--- START OF GIVEN ENTRIES ---
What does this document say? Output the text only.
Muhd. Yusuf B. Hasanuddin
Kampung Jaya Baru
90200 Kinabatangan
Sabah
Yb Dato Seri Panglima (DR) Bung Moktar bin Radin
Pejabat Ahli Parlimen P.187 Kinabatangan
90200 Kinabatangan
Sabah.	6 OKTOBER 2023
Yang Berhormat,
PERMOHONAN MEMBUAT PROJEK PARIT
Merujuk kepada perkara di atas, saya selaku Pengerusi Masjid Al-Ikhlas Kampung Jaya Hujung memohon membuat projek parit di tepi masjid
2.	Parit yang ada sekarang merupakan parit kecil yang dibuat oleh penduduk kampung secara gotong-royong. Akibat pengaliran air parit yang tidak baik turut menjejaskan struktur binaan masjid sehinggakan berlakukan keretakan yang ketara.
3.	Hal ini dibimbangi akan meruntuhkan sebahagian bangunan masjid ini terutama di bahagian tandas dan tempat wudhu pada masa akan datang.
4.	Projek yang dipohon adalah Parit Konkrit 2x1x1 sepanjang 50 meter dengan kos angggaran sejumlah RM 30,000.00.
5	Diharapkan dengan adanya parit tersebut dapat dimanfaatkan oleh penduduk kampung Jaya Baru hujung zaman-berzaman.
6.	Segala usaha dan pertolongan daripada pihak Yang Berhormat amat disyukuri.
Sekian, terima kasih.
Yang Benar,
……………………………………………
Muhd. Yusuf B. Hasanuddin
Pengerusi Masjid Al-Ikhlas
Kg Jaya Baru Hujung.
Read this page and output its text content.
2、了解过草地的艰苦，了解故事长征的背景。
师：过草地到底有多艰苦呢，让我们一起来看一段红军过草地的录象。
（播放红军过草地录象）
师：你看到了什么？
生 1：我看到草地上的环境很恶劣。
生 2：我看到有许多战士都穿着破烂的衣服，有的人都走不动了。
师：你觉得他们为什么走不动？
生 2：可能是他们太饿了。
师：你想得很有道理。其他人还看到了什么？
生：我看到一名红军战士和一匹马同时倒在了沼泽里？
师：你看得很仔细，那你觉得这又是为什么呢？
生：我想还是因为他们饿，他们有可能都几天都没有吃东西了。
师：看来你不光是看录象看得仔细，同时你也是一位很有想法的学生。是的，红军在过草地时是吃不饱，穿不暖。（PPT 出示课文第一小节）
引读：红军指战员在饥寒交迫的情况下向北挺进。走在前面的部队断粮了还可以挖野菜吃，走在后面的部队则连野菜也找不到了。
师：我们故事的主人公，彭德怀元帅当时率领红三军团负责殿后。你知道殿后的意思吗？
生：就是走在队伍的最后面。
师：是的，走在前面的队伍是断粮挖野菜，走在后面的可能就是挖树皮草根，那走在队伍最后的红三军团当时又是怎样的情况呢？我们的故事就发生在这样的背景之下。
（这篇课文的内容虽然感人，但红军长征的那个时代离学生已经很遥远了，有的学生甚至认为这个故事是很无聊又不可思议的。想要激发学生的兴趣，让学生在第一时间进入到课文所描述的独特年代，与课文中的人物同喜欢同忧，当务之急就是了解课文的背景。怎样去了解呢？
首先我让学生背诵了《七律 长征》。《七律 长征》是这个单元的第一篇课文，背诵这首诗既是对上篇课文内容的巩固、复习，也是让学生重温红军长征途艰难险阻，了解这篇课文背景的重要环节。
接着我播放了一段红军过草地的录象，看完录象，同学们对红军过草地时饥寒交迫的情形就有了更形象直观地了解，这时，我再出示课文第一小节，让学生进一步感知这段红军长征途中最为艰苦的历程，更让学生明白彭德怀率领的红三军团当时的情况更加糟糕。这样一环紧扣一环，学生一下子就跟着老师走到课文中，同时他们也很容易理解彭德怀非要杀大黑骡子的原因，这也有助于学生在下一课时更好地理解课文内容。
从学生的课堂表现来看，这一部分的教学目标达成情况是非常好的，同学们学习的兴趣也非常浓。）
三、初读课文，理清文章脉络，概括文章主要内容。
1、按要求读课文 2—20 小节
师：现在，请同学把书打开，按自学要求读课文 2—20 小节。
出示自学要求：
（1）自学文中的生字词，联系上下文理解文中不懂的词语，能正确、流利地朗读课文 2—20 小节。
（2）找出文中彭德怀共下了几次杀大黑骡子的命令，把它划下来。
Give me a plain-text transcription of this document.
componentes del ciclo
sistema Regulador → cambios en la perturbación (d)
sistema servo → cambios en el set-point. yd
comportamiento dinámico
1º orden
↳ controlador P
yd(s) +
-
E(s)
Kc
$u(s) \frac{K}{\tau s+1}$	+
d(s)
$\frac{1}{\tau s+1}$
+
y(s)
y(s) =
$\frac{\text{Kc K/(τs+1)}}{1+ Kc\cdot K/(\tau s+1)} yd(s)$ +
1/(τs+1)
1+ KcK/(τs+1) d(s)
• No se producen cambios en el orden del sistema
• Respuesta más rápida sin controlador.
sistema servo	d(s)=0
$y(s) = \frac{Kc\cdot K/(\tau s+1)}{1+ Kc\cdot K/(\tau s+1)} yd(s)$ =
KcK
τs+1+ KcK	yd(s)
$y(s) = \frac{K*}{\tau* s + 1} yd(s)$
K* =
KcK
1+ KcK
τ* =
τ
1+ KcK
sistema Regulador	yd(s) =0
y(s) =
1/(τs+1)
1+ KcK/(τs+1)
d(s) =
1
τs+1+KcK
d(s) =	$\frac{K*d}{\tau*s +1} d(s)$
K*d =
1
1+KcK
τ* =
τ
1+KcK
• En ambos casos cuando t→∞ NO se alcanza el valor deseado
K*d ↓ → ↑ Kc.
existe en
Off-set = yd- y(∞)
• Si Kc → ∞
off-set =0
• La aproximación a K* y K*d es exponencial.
--- END OF GIVEN ENTRIES ---
* [GOAL]
Pick out every line with the string "sistema" and copy it.

* [WRITTEN REPLY]
sistema Regulador → cambios en la perturbación (d)
sistema servo → cambios en el set-point. yd
• No se producen cambios en el orden del sistema
sistema servo	d(s)=0
sistema Regulador	yd(s) =0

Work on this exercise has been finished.